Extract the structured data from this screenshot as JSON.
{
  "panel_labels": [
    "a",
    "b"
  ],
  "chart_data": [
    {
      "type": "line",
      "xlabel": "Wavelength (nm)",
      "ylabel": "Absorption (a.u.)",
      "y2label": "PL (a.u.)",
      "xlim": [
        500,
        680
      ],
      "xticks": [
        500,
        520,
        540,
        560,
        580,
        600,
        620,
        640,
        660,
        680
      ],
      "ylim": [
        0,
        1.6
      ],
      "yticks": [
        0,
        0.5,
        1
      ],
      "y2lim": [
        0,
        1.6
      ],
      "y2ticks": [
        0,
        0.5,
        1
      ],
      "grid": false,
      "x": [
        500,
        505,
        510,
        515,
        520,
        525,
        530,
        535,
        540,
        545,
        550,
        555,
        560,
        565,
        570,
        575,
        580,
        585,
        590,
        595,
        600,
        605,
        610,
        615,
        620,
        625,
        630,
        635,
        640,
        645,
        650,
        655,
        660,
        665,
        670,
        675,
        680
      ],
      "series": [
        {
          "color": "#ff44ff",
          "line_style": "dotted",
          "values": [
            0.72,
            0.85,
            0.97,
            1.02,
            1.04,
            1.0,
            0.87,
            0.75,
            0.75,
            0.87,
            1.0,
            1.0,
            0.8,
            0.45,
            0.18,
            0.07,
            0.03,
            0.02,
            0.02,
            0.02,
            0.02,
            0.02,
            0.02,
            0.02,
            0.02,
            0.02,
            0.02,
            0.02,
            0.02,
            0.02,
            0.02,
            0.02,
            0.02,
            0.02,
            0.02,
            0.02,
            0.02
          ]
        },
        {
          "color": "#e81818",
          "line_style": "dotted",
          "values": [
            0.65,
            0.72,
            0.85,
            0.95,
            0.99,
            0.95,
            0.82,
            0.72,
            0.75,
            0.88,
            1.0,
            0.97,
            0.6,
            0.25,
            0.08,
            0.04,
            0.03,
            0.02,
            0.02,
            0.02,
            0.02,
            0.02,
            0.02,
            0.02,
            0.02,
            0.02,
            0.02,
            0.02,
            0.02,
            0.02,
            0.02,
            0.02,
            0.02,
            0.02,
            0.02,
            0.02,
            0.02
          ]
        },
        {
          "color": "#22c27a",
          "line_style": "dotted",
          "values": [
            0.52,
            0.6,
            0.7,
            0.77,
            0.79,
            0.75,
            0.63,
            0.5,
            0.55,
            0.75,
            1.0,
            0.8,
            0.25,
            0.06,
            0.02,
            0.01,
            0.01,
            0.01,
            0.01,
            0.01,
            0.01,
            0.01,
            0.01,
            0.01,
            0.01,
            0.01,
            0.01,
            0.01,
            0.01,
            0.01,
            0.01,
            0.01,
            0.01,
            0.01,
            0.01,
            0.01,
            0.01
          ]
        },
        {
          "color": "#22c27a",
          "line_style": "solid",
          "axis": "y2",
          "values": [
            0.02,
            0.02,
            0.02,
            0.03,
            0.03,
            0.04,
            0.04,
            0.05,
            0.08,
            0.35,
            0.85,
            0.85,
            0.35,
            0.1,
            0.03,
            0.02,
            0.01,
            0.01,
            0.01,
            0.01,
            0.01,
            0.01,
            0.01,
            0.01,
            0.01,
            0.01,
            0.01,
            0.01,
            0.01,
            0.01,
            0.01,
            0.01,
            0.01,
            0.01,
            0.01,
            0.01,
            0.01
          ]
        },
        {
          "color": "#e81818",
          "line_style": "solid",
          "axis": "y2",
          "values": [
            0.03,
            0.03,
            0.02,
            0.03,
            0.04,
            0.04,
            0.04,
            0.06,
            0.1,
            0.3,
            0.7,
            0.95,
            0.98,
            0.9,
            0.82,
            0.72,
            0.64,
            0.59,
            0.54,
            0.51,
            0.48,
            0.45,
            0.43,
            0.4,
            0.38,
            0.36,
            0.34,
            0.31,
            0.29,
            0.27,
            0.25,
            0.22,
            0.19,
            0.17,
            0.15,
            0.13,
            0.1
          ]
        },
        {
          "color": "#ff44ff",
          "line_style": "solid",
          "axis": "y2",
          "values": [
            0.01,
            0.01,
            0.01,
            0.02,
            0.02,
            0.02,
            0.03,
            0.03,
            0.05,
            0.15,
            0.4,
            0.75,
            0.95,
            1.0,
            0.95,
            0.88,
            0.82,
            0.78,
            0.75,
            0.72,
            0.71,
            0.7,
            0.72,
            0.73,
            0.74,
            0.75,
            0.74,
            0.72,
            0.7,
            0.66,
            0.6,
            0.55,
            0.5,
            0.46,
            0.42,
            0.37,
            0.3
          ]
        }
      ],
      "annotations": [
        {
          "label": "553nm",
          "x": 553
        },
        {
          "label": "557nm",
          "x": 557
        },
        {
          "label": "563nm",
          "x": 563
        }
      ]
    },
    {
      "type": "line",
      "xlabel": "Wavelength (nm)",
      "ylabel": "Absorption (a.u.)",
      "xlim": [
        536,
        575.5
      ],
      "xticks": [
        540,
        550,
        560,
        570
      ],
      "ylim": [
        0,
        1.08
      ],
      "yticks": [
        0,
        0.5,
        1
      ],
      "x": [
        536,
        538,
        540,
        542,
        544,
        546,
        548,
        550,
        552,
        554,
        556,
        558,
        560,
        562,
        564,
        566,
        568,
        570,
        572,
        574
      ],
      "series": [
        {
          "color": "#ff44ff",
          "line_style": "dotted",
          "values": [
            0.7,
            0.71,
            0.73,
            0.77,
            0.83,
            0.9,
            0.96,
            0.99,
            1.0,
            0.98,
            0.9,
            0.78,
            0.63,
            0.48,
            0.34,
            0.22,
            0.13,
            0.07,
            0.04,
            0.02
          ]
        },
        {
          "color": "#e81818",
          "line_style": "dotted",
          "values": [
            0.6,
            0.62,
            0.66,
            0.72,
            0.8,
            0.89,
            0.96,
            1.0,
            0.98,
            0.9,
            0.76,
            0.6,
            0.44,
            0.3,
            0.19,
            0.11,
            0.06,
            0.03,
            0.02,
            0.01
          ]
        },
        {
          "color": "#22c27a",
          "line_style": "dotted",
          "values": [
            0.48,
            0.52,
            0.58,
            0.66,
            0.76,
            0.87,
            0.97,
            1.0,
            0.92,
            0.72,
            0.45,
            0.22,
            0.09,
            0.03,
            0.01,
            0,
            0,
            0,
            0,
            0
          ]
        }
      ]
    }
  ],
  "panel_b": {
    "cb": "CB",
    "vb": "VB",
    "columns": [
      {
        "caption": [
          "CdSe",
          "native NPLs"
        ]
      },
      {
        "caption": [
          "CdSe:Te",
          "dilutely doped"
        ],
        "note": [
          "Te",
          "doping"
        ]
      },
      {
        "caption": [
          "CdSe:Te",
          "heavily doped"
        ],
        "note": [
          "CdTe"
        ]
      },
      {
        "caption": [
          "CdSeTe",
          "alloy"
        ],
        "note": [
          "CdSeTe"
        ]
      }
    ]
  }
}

_TO DO_
Print all of the entries exactly as they appear.

_EXERCISE ANSWER_
Extract the structured data from this screenshot as JSON.
{
  "panel_labels": [
    "a",
    "b"
  ],
  "chart_data": [
    {
      "type": "line",
      "xlabel": "Wavelength (nm)",
      "ylabel": "Absorption (a.u.)",
      "y2label": "PL (a.u.)",
      "xlim": [
        500,
        680
      ],
      "xticks": [
        500,
        520,
        540,
        560,
        580,
        600,
        620,
        640,
        660,
        680
      ],
      "ylim": [
        0,
        1.6
      ],
      "yticks": [
        0,
        0.5,
        1
      ],
      "y2lim": [
        0,
        1.6
      ],
      "y2ticks": [
        0,
        0.5,
        1
      ],
      "grid": false,
      "x": [
        500,
        505,
        510,
        515,
        520,
        525,
        530,
        535,
        540,
        545,
        550,
        555,
        560,
        565,
        570,
        575,
        580,
        585,
        590,
        595,
        600,
        605,
        610,
        615,
        620,
        625,
        630,
        635,
        640,
        645,
        650,
        655,
        660,
        665,
        670,
        675,
        680
      ],
      "series": [
        {
          "color": "#ff44ff",
          "line_style": "dotted",
          "values": [
            0.72,
            0.85,
            0.97,
            1.02,
            1.04,
            1.0,
            0.87,
            0.75,
            0.75,
            0.87,
            1.0,
            1.0,
            0.8,
            0.45,
            0.18,
            0.07,
            0.03,
            0.02,
            0.02,
            0.02,
            0.02,
            0.02,
            0.02,
            0.02,
            0.02,
            0.02,
            0.02,
            0.02,
            0.02,
            0.02,
            0.02,
            0.02,
            0.02,
            0.02,
            0.02,
            0.02,
            0.02
          ]
        },
        {
          "color": "#e81818",
          "line_style": "dotted",
          "values": [
            0.65,
            0.72,
            0.85,
            0.95,
            0.99,
            0.95,
            0.82,
            0.72,
            0.75,
            0.88,
            1.0,
            0.97,
            0.6,
            0.25,
            0.08,
            0.04,
            0.03,
            0.02,
            0.02,
            0.02,
            0.02,
            0.02,
            0.02,
            0.02,
            0.02,
            0.02,
            0.02,
            0.02,
            0.02,
            0.02,
            0.02,
            0.02,
            0.02,
            0.02,
            0.02,
            0.02,
            0.02
          ]
        },
        {
          "color": "#22c27a",
          "line_style": "dotted",
          "values": [
            0.52,
            0.6,
            0.7,
            0.77,
            0.79,
            0.75,
            0.63,
            0.5,
            0.55,
            0.75,
            1.0,
            0.8,
            0.25,
            0.06,
            0.02,
            0.01,
            0.01,
            0.01,
            0.01,
            0.01,
            0.01,
            0.01,
            0.01,
            0.01,
            0.01,
            0.01,
            0.01,
            0.01,
            0.01,
            0.01,
            0.01,
            0.01,
            0.01,
            0.01,
            0.01,
            0.01,
            0.01
          ]
        },
        {
          "color": "#22c27a",
          "line_style": "solid",
          "axis": "y2",
          "values": [
            0.02,
            0.02,
            0.02,
            0.03,
            0.03,
            0.04,
            0.04,
            0.05,
            0.08,
            0.35,
            0.85,
            0.85,
            0.35,
            0.1,
            0.03,
            0.02,
            0.01,
            0.01,
            0.01,
            0.01,
            0.01,
            0.01,
            0.01,
            0.01,
            0.01,
            0.01,
            0.01,
            0.01,
            0.01,
            0.01,
            0.01,
            0.01,
            0.01,
            0.01,
            0.01,
            0.01,
            0.01
          ]
        },
        {
          "color": "#e81818",
          "line_style": "solid",
          "axis": "y2",
          "values": [
            0.03,
            0.03,
            0.02,
            0.03,
            0.04,
            0.04,
            0.04,
            0.06,
            0.1,
            0.3,
            0.7,
            0.95,
            0.98,
            0.9,
            0.82,
            0.72,
            0.64,
            0.59,
            0.54,
            0.51,
            0.48,
            0.45,
            0.43,
            0.4,
            0.38,
            0.36,
            0.34,
            0.31,
            0.29,
            0.27,
            0.25,
            0.22,
            0.19,
            0.17,
            0.15,
            0.13,
            0.1
          ]
        },
        {
          "color": "#ff44ff",
          "line_style": "solid",
          "axis": "y2",
          "values": [
            0.01,
            0.01,
            0.01,
            0.02,
            0.02,
            0.02,
            0.03,
            0.03,
            0.05,
            0.15,
            0.4,
            0.75,
            0.95,
            1.0,
            0.95,
            0.88,
            0.82,
            0.78,
            0.75,
            0.72,
            0.71,
            0.7,
            0.72,
            0.73,
            0.74,
            0.75,
            0.74,
            0.72,
            0.7,
            0.66,
            0.6,
            0.55,
            0.5,
            0.46,
            0.42,
            0.37,
            0.3
          ]
        }
      ],
      "annotations": [
        {
          "label": "553nm",
          "x": 553
        },
        {
          "label": "557nm",
          "x": 557
        },
        {
          "label": "563nm",
          "x": 563
        }
      ]
    },
    {
      "type": "line",
      "xlabel": "Wavelength (nm)",
      "ylabel": "Absorption (a.u.)",
      "xlim": [
        536,
        575.5
      ],
      "xticks": [
        540,
        550,
        560,
        570
      ],
      "ylim": [
        0,
        1.08
      ],
      "yticks": [
        0,
        0.5,
        1
      ],
      "x": [
        536,
        538,
        540,
        542,
        544,
        546,
        548,
        550,
        552,
        554,
        556,
        558,
        560,
        562,
        564,
        566,
        568,
        570,
        572,
        574
      ],
      "series": [
        {
          "color": "#ff44ff",
          "line_style": "dotted",
          "values": [
            0.7,
            0.71,
            0.73,
            0.77,
            0.83,
            0.9,
            0.96,
            0.99,
            1.0,
            0.98,
            0.9,
            0.78,
            0.63,
            0.48,
            0.34,
            0.22,
            0.13,
            0.07,
            0.04,
            0.02
          ]
        },
        {
          "color": "#e81818",
          "line_style": "dotted",
          "values": [
            0.6,
            0.62,
            0.66,
            0.72,
            0.8,
            0.89,
            0.96,
            1.0,
            0.98,
            0.9,
            0.76,
            0.6,
            0.44,
            0.3,
            0.19,
            0.11,
            0.06,
            0.03,
            0.02,
            0.01
          ]
        },
        {
          "color": "#22c27a",
          "line_style": "dotted",
          "values": [
            0.48,
            0.52,
            0.58,
            0.66,
            0.76,
            0.87,
            0.97,
            1.0,
            0.92,
            0.72,
            0.45,
            0.22,
            0.09,
            0.03,
            0.01,
            0,
            0,
            0,
            0,
            0
          ]
        }
      ]
    }
  ],
  "panel_b": {
    "cb": "CB",
    "vb": "VB",
    "columns": [
      {
        "caption": [
          "CdSe",
          "native NPLs"
        ]
      },
      {
        "caption": [
          "CdSe:Te",
          "dilutely doped"
        ],
        "note": [
          "Te",
          "doping"
        ]
      },
      {
        "caption": [
          "CdSe:Te",
          "heavily doped"
        ],
        "note": [
          "CdTe"
        ]
      },
      {
        "caption": [
          "CdSeTe",
          "alloy"
        ],
        "note": [
          "CdSeTe"
        ]
      }
    ]
  }
}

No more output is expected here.